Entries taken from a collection
•••

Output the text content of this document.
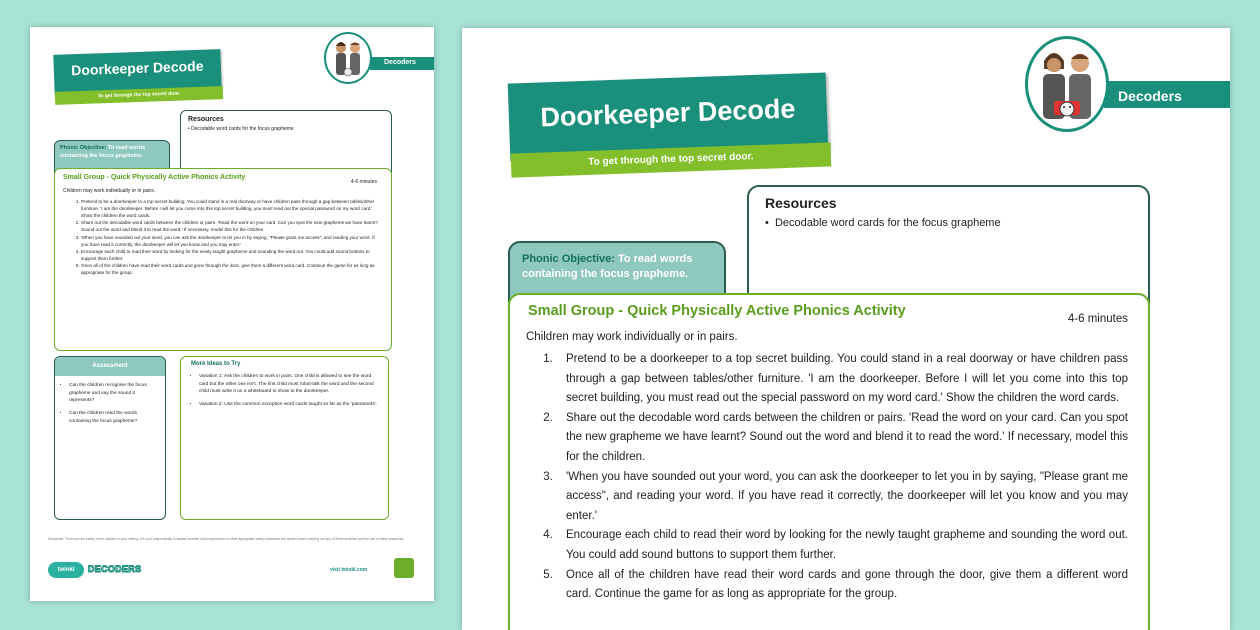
Decoders
Doorkeeper Decode
To get through the top secret door.
Resources
• Decodable word cards for the focus grapheme
Phonic Objective: To read words containing the focus grapheme.
Small Group - Quick Physically Active Phonics Activity
4-6 minutes
Children may work individually or in pairs.
1. Pretend to be a doorkeeper to a top secret building. You could stand in a real doorway or have children pass through a gap between tables/other furniture. 'I am the doorkeeper. Before I will let you come into this top secret building, you must read out the special password on my word card.' Show the children the word cards.
2. Share out the decodable word cards between the children or pairs. 'Read the word on your card. Can you spot the new grapheme we have learnt? Sound out the word and blend it to read the word.' If necessary, model this for the children.
3. 'When you have sounded out your word, you can ask the doorkeeper to let you in by saying, "Please grant me access", and reading your word. If you have read it correctly, the doorkeeper will let you know and you may enter.'
4. Encourage each child to read their word by looking for the newly taught grapheme and sounding the word out. You could add sound buttons to support them further.
5. Once all of the children have read their word cards and gone through the door, give them a different word card. Continue the game for as long as appropriate for the group.
Assessment
• Can the children recognise the focus grapheme and say the sound it represents?
• Can the children read the words containing the focus grapheme?
More Ideas to Try
• Variation 1: Ask the children to work in pairs. One child is allowed to see the word card but the other one isn't. The first child must robot-talk the word and the second child must write it on a whiteboard to show to the doorkeeper.
• Variation 2: Use the common exception word cards taught so far as the 'passwords'.
Disclaimer: To ensure the safety of the children in your setting, it is your responsibility to assess whether adult supervision or other appropriate safety measures are needed when carrying out any of these activities and the use of these resources.
twinkl	DECODERS	visit twinkl.com
Decoders
Doorkeeper Decode
To get through the top secret door.
Resources
•  Decodable word cards for the focus grapheme
Phonic Objective: To read words containing the focus grapheme.
Small Group - Quick Physically Active Phonics Activity	4-6 minutes
Children may work individually or in pairs.
1. Pretend to be a doorkeeper to a top secret building. You could stand in a real doorway or have children pass through a gap between tables/other furniture. 'I am the doorkeeper. Before I will let you come into this top secret building, you must read out the special password on my word card.' Show the children the word cards.
2. Share out the decodable word cards between the children or pairs. 'Read the word on your card. Can you spot the new grapheme we have learnt? Sound out the word and blend it to read the word.' If necessary, model this for the children.
3. 'When you have sounded out your word, you can ask the doorkeeper to let you in by saying, "Please grant me access", and reading your word. If you have read it correctly, the doorkeeper will let you know and you may enter.'
4. Encourage each child to read their word by looking for the newly taught grapheme and sounding the word out. You could add sound buttons to support them further.
5. Once all of the children have read their word cards and gone through the door, give them a different word card. Continue the game for as long as appropriate for the group.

•••

= Exercise description =
The records above are to be reproduced exactly; the pictures are to be left out.

= Task solution =
Output the text content of this document.
Decoders
Doorkeeper Decode
To get through the top secret door.
Resources
• Decodable word cards for the focus grapheme
Phonic Objective: To read words containing the focus grapheme.
Small Group - Quick Physically Active Phonics Activity
4-6 minutes
Children may work individually or in pairs.
1. Pretend to be a doorkeeper to a top secret building. You could stand in a real doorway or have children pass through a gap between tables/other furniture. 'I am the doorkeeper. Before I will let you come into this top secret building, you must read out the special password on my word card.' Show the children the word cards.
2. Share out the decodable word cards between the children or pairs. 'Read the word on your card. Can you spot the new grapheme we have learnt? Sound out the word and blend it to read the word.' If necessary, model this for the children.
3. 'When you have sounded out your word, you can ask the doorkeeper to let you in by saying, "Please grant me access", and reading your word. If you have read it correctly, the doorkeeper will let you know and you may enter.'
4. Encourage each child to read their word by looking for the newly taught grapheme and sounding the word out. You could add sound buttons to support them further.
5. Once all of the children have read their word cards and gone through the door, give them a different word card. Continue the game for as long as appropriate for the group.
Assessment
• Can the children recognise the focus grapheme and say the sound it represents?
• Can the children read the words containing the focus grapheme?
More Ideas to Try
• Variation 1: Ask the children to work in pairs. One child is allowed to see the word card but the other one isn't. The first child must robot-talk the word and the second child must write it on a whiteboard to show to the doorkeeper.
• Variation 2: Use the common exception word cards taught so far as the 'passwords'.
Disclaimer: To ensure the safety of the children in your setting, it is your responsibility to assess whether adult supervision or other appropriate safety measures are needed when carrying out any of these activities and the use of these resources.
twinkl	DECODERS	visit twinkl.com
Decoders
Doorkeeper Decode
To get through the top secret door.
Resources
•  Decodable word cards for the focus grapheme
Phonic Objective: To read words containing the focus grapheme.
Small Group - Quick Physically Active Phonics Activity	4-6 minutes
Children may work individually or in pairs.
1. Pretend to be a doorkeeper to a top secret building. You could stand in a real doorway or have children pass through a gap between tables/other furniture. 'I am the doorkeeper. Before I will let you come into this top secret building, you must read out the special password on my word card.' Show the children the word cards.
2. Share out the decodable word cards between the children or pairs. 'Read the word on your card. Can you spot the new grapheme we have learnt? Sound out the word and blend it to read the word.' If necessary, model this for the children.
3. 'When you have sounded out your word, you can ask the doorkeeper to let you in by saying, "Please grant me access", and reading your word. If you have read it correctly, the doorkeeper will let you know and you may enter.'
4. Encourage each child to read their word by looking for the newly taught grapheme and sounding the word out. You could add sound buttons to support them further.
5. Once all of the children have read their word cards and gone through the door, give them a different word card. Continue the game for as long as appropriate for the group.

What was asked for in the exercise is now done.